Rewrite every line of the records below as a numbered list, one item per line with no blank lines, and leave out the pictures.

═══

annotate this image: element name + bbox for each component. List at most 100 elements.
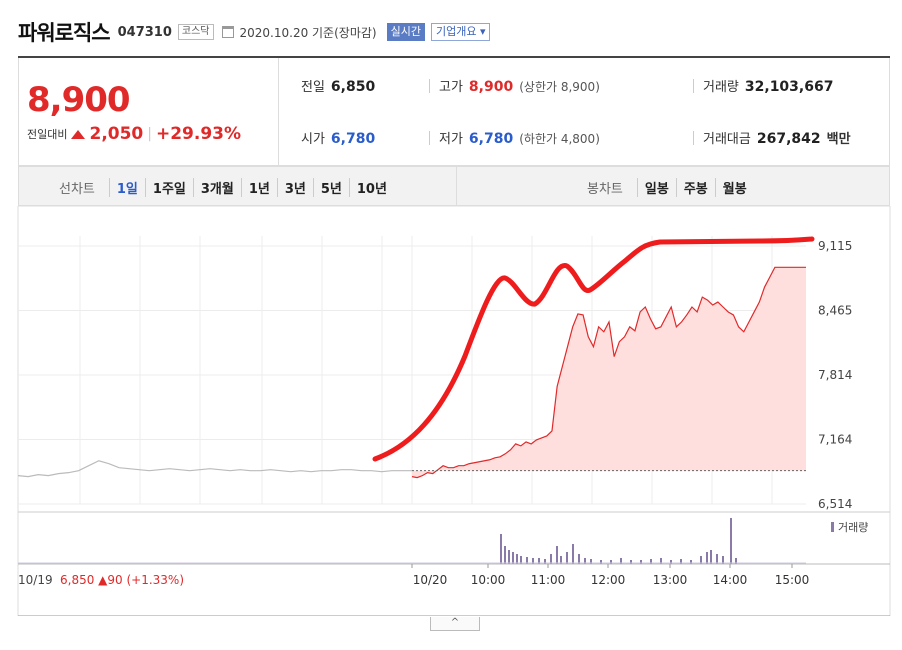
divider [429,79,430,93]
y-tick-label: 8,465 [818,304,852,318]
prev-day-date: 10/19 [18,573,53,587]
volume-bar [504,546,506,564]
tab-1y[interactable]: 1년 [240,178,277,197]
divider [429,131,430,145]
volume-bar [526,557,528,564]
y-tick-label: 7,164 [818,433,852,447]
volume-bar [516,554,518,564]
tab-3m[interactable]: 3개월 [192,178,241,197]
stock-name: 파워로직스 [18,21,111,45]
volume-bar [572,544,574,564]
high-value: 8,900 [468,79,514,95]
volume-bar [670,560,672,564]
price-summary: 8,900 전일대비 2,050 | +29.93% 전일 6,850 고가 8… [18,58,890,166]
tab-1w[interactable]: 1주일 [144,178,193,197]
stock-header: 파워로직스 047310 코스닥 2020.10.20 기준(장마감) 실시간 … [18,18,491,46]
volume-bar [520,556,522,564]
tab-5y[interactable]: 5년 [312,178,349,197]
volume-bar [500,534,502,564]
prev-day-summary: 6,850 ▲90 (+1.33%) [60,573,184,587]
x-tick-label: 11:00 [531,573,566,587]
volume-legend: 거래량 [838,521,868,534]
prev-close-value: 6,850 [330,79,376,95]
open-price: 시가 6,780 [301,128,375,147]
tab-1d[interactable]: 1일 [108,178,145,197]
chart-frame [17,206,891,616]
stock-code: 047310 [117,24,172,40]
intraday-chart[interactable]: 9,115 8,465 7,814 7,164 6,514 10/20 10:00 11:0… [0,206,902,616]
divider [693,79,694,93]
x-tick-label: 12:00 [591,573,626,587]
y-tick-label: 9,115 [818,239,852,253]
price-area-series [411,266,806,479]
line-chart-label: 선차트 [59,182,95,197]
change-amount: 2,050 [89,124,144,144]
high-label: 고가 [439,80,463,95]
volume-bar [735,558,737,564]
turnover-value: 267,842 [756,131,821,147]
volume-bar [722,556,724,564]
change-percent: +29.93% [155,124,242,144]
up-arrow-icon [71,129,86,139]
prev-day-series [17,460,412,478]
volume-value: 32,103,667 [744,79,834,95]
volume-bar [620,558,622,564]
volume-bars [18,518,806,564]
volume-bar [710,550,712,564]
lower-limit: (하한가 4,800) [519,132,600,146]
company-overview-dropdown[interactable]: 기업개요 ▾ [430,23,491,41]
header-divider [18,56,890,58]
volume-bar [556,546,558,564]
volume-bar [538,558,540,564]
open-value: 6,780 [330,131,376,147]
volume-bar [544,559,546,564]
hand-drawn-annotation-curve [372,236,815,462]
price-change: 전일대비 2,050 | +29.93% [27,124,241,144]
volume-bar [532,558,534,564]
realtime-button[interactable]: 실시간 [386,23,425,41]
volume-bar [578,554,580,564]
turnover-unit: 백만 [826,132,851,147]
price-area-fill [412,267,806,478]
volume-bar [600,560,602,564]
collapse-chart-button[interactable]: ^ [430,617,480,631]
tab-10y[interactable]: 10년 [348,178,394,197]
volume-bar [700,556,702,564]
volume-bar [716,554,718,564]
price-line [411,266,806,479]
day-high: 고가 8,900 (상한가 8,900) [439,76,600,95]
low-label: 저가 [439,132,463,147]
day-low: 저가 6,780 (하한가 4,800) [439,128,600,147]
market-badge: 코스닥 [177,24,214,40]
chart-period-tabs: 선차트 1일 1주일 3개월 1년 3년 5년 10년 봉차트 일봉 주봉 월봉 [18,166,890,206]
volume-bar [690,560,692,564]
prev-day-line [17,460,412,478]
prev-close: 전일 6,850 [301,76,375,95]
volume-bar [512,552,514,564]
volume-bar [630,560,632,564]
volume-bar [566,552,568,564]
tab-daily-candle[interactable]: 일봉 [636,178,676,197]
tab-3y[interactable]: 3년 [276,178,313,197]
change-label: 전일대비 [27,128,68,141]
volume-bar [550,554,552,564]
turnover: 거래대금 267,842 백만 [703,128,851,147]
separator: | [147,126,152,142]
volume-legend-swatch [831,522,834,532]
open-label: 시가 [301,132,325,147]
volume-bar [730,518,732,564]
candle-chart-label: 봉차트 [587,182,623,197]
divider [693,131,694,145]
x-tick-label: 15:00 [775,573,810,587]
tab-monthly-candle[interactable]: 월봉 [714,178,754,197]
upper-limit: (상한가 8,900) [519,80,600,94]
volume-label: 거래량 [703,80,739,95]
volume-bar [680,559,682,564]
low-value: 6,780 [468,131,514,147]
x-tick-label: 13:00 [653,573,688,587]
current-price: 8,900 [27,80,131,120]
y-axis: 9,115 8,465 7,814 7,164 6,514 [818,239,852,511]
tab-weekly-candle[interactable]: 주봉 [675,178,715,197]
x-tick-label: 14:00 [713,573,748,587]
volume-bar [660,558,662,564]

═══

> Full output:
1. annotate this image: element name + bbox for each component. List at most 100 elements.
2. divider [429,79,430,93]
3. y-tick-label: 8,465 [818,304,852,318]
4. prev-day-date: 10/19 [18,573,53,587]
5. volume-bar [504,546,506,564]
6. tab-1y[interactable]: 1년 [240,178,277,197]
7. divider [429,131,430,145]
8. volume-bar [526,557,528,564]
9. y-tick-label: 7,164 [818,433,852,447]
10. volume-bar [516,554,518,564]
11. tab-3m[interactable]: 3개월 [192,178,241,197]
12. stock-name: 파워로직스 [18,21,111,45]
13. volume-bar [572,544,574,564]
14. high-value: 8,900 [468,79,514,95]
15. volume-bar [670,560,672,564]
16. price-summary: 8,900 전일대비 2,050 | +29.93% 전일 6,850 고가 8… [18,58,890,166]
17. tab-1w[interactable]: 1주일 [144,178,193,197]
18. stock-header: 파워로직스 047310 코스닥 2020.10.20 기준(장마감) 실시간 … [18,18,491,46]
19. volume-bar [520,556,522,564]
20. tab-5y[interactable]: 5년 [312,178,349,197]
21. volume-bar [500,534,502,564]
22. prev-day-summary: 6,850 ▲90 (+1.33%) [60,573,184,587]
23. x-tick-label: 11:00 [531,573,566,587]
24. volume-legend: 거래량 [838,521,868,534]
25. prev-close-value: 6,850 [330,79,376,95]
26. open-price: 시가 6,780 [301,128,375,147]
27. tab-1d[interactable]: 1일 [108,178,145,197]
28. chart-frame [17,206,891,616]
29. stock-code: 047310 [117,24,172,40]
30. intraday-chart[interactable]: 9,115 8,465 7,814 7,164 6,514 10/20 10:00 11:0… [0,206,902,616]
31. divider [693,79,694,93]
32. x-tick-label: 12:00 [591,573,626,587]
33. y-tick-label: 9,115 [818,239,852,253]
34. price-area-series [411,266,806,479]
35. line-chart-label: 선차트 [59,182,95,197]
36. change-amount: 2,050 [89,124,144,144]
37. high-label: 고가 [439,80,463,95]
38. volume-bar [735,558,737,564]
39. turnover-value: 267,842 [756,131,821,147]
40. volume-bar [722,556,724,564]
41. change-percent: +29.93% [155,124,242,144]
42. up-arrow-icon [71,129,86,139]
43. prev-day-series [17,460,412,478]
44. volume-value: 32,103,667 [744,79,834,95]
45. volume-bar [620,558,622,564]
46. volume-bars [18,518,806,564]
47. volume-bar [710,550,712,564]
48. lower-limit: (하한가 4,800) [519,132,600,146]
49. company-overview-dropdown[interactable]: 기업개요 ▾ [430,23,491,41]
50. header-divider [18,56,890,58]
51. volume-bar [556,546,558,564]
52. volume-bar [538,558,540,564]
53. open-value: 6,780 [330,131,376,147]
54. volume-bar [544,559,546,564]
55. hand-drawn-annotation-curve [372,236,815,462]
56. price-change: 전일대비 2,050 | +29.93% [27,124,241,144]
57. volume-bar [532,558,534,564]
58. realtime-button[interactable]: 실시간 [386,23,425,41]
59. volume-bar [578,554,580,564]
60. turnover-unit: 백만 [826,132,851,147]
61. price-area-fill [412,267,806,478]
62. volume-bar [600,560,602,564]
63. collapse-chart-button[interactable]: ^ [430,617,480,631]
64. tab-10y[interactable]: 10년 [348,178,394,197]
65. volume-bar [700,556,702,564]
66. volume-bar [716,554,718,564]
67. price-line [411,266,806,479]
68. day-high: 고가 8,900 (상한가 8,900) [439,76,600,95]
69. low-label: 저가 [439,132,463,147]
70. day-low: 저가 6,780 (하한가 4,800) [439,128,600,147]
71. market-badge: 코스닥 [177,24,214,40]
72. chart-period-tabs: 선차트 1일 1주일 3개월 1년 3년 5년 10년 봉차트 일봉 주봉 월봉 [18,166,890,206]
73. volume-bar [690,560,692,564]
74. prev-day-line [17,460,412,478]
75. prev-close: 전일 6,850 [301,76,375,95]
76. volume-bar [512,552,514,564]
77. volume-bar [630,560,632,564]
78. volume-bar [566,552,568,564]
79. tab-daily-candle[interactable]: 일봉 [636,178,676,197]
80. tab-3y[interactable]: 3년 [276,178,313,197]
81. change-label: 전일대비 [27,128,68,141]
82. volume-bar [550,554,552,564]
83. turnover: 거래대금 267,842 백만 [703,128,851,147]
84. separator: | [147,126,152,142]
85. volume-legend-swatch [831,522,834,532]
86. open-label: 시가 [301,132,325,147]
87. volume-bar [730,518,732,564]
88. candle-chart-label: 봉차트 [587,182,623,197]
89. divider [693,131,694,145]
90. x-tick-label: 15:00 [775,573,810,587]
91. tab-monthly-candle[interactable]: 월봉 [714,178,754,197]
92. upper-limit: (상한가 8,900) [519,80,600,94]
93. volume-label: 거래량 [703,80,739,95]
94. volume-bar [680,559,682,564]
95. low-value: 6,780 [468,131,514,147]
96. x-tick-label: 13:00 [653,573,688,587]
97. current-price: 8,900 [27,80,131,120]
98. y-axis: 9,115 8,465 7,814 7,164 6,514 [818,239,852,511]
99. tab-weekly-candle[interactable]: 주봉 [675,178,715,197]
100. x-tick-label: 14:00 [713,573,748,587]
101. volume-bar [660,558,662,564]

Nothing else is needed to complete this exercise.